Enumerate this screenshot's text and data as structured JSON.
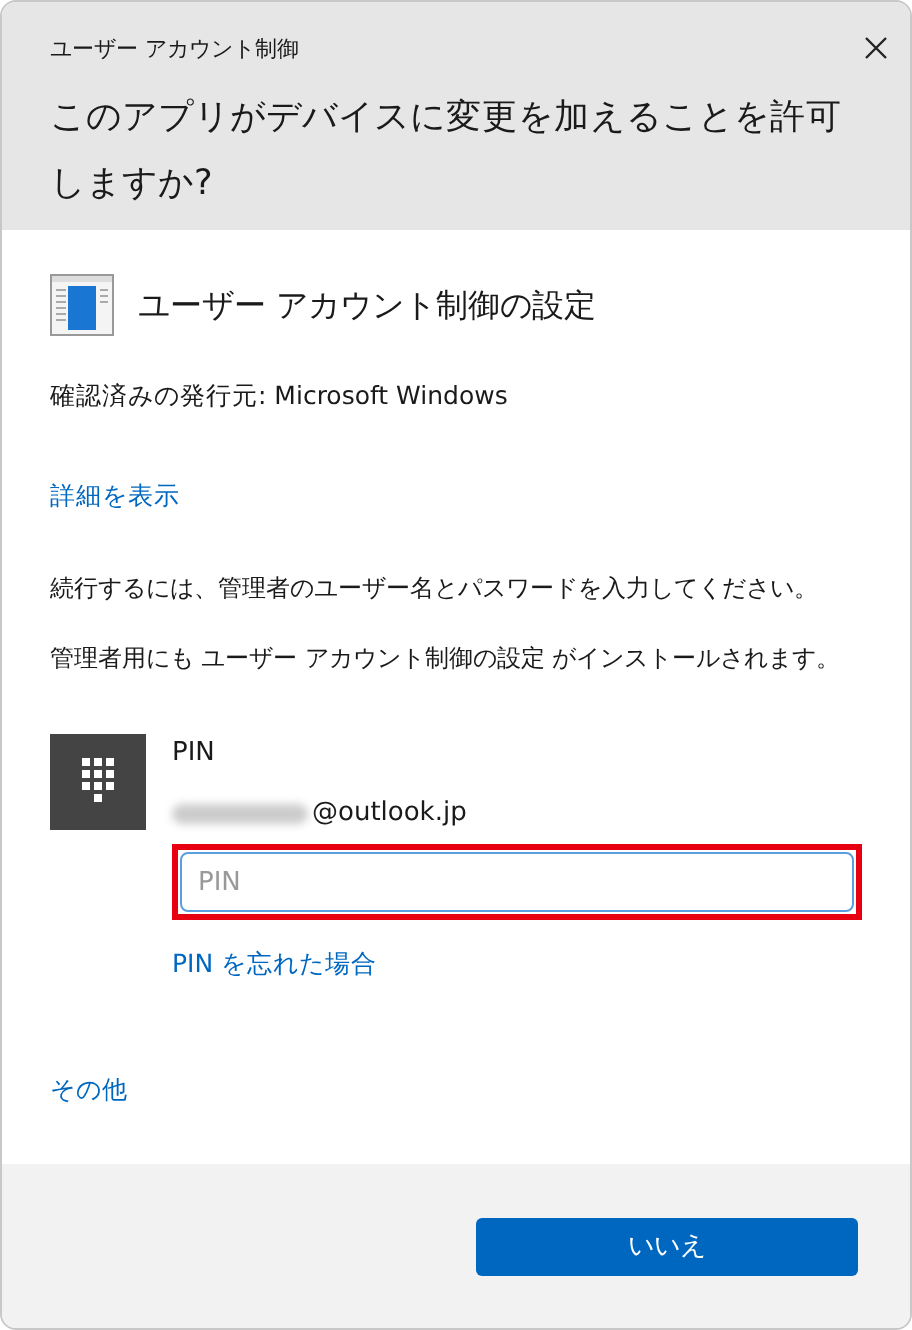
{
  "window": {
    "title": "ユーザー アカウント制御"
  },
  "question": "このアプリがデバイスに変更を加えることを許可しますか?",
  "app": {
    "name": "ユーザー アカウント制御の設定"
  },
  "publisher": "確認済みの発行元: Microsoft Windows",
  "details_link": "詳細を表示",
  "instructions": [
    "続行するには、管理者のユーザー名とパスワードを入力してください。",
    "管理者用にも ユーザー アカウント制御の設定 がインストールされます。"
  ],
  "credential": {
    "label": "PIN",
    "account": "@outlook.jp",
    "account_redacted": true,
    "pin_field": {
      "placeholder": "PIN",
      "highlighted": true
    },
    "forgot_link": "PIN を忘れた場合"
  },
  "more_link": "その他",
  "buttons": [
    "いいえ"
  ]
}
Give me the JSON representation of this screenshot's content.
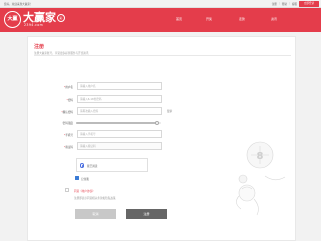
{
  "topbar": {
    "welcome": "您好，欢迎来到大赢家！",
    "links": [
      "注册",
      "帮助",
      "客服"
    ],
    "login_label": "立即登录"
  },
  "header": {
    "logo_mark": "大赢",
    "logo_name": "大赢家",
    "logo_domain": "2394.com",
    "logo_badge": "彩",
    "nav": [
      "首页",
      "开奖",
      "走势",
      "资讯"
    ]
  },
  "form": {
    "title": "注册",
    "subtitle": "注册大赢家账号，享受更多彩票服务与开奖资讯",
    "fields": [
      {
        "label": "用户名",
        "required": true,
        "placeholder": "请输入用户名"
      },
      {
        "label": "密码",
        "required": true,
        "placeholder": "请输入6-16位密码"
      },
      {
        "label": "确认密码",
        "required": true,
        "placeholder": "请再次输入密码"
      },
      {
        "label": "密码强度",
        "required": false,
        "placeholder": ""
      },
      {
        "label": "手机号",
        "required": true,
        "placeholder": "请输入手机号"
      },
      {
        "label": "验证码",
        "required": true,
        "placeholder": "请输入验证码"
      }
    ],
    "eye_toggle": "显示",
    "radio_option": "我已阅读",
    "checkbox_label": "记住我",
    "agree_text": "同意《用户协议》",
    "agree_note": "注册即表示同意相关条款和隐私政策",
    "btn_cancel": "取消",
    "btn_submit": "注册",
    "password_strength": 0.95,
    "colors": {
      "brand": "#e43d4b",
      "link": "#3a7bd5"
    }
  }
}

----------

**EXERCISE REQUIREMENTS:** Skip the pictures and write out exactly the lines from the line containing "Give me the" through the end of the listing above.

**TASK RESULT:**
Give me the JSON representation of this screenshot's content.
{
  "topbar": {
    "welcome": "您好，欢迎来到大赢家！",
    "links": [
      "注册",
      "帮助",
      "客服"
    ],
    "login_label": "立即登录"
  },
  "header": {
    "logo_mark": "大赢",
    "logo_name": "大赢家",
    "logo_domain": "2394.com",
    "logo_badge": "彩",
    "nav": [
      "首页",
      "开奖",
      "走势",
      "资讯"
    ]
  },
  "form": {
    "title": "注册",
    "subtitle": "注册大赢家账号，享受更多彩票服务与开奖资讯",
    "fields": [
      {
        "label": "用户名",
        "required": true,
        "placeholder": "请输入用户名"
      },
      {
        "label": "密码",
        "required": true,
        "placeholder": "请输入6-16位密码"
      },
      {
        "label": "确认密码",
        "required": true,
        "placeholder": "请再次输入密码"
      },
      {
        "label": "密码强度",
        "required": false,
        "placeholder": ""
      },
      {
        "label": "手机号",
        "required": true,
        "placeholder": "请输入手机号"
      },
      {
        "label": "验证码",
        "required": true,
        "placeholder": "请输入验证码"
      }
    ],
    "eye_toggle": "显示",
    "radio_option": "我已阅读",
    "checkbox_label": "记住我",
    "agree_text": "同意《用户协议》",
    "agree_note": "注册即表示同意相关条款和隐私政策",
    "btn_cancel": "取消",
    "btn_submit": "注册",
    "password_strength": 0.95,
    "colors": {
      "brand": "#e43d4b",
      "link": "#3a7bd5"
    }
  }
}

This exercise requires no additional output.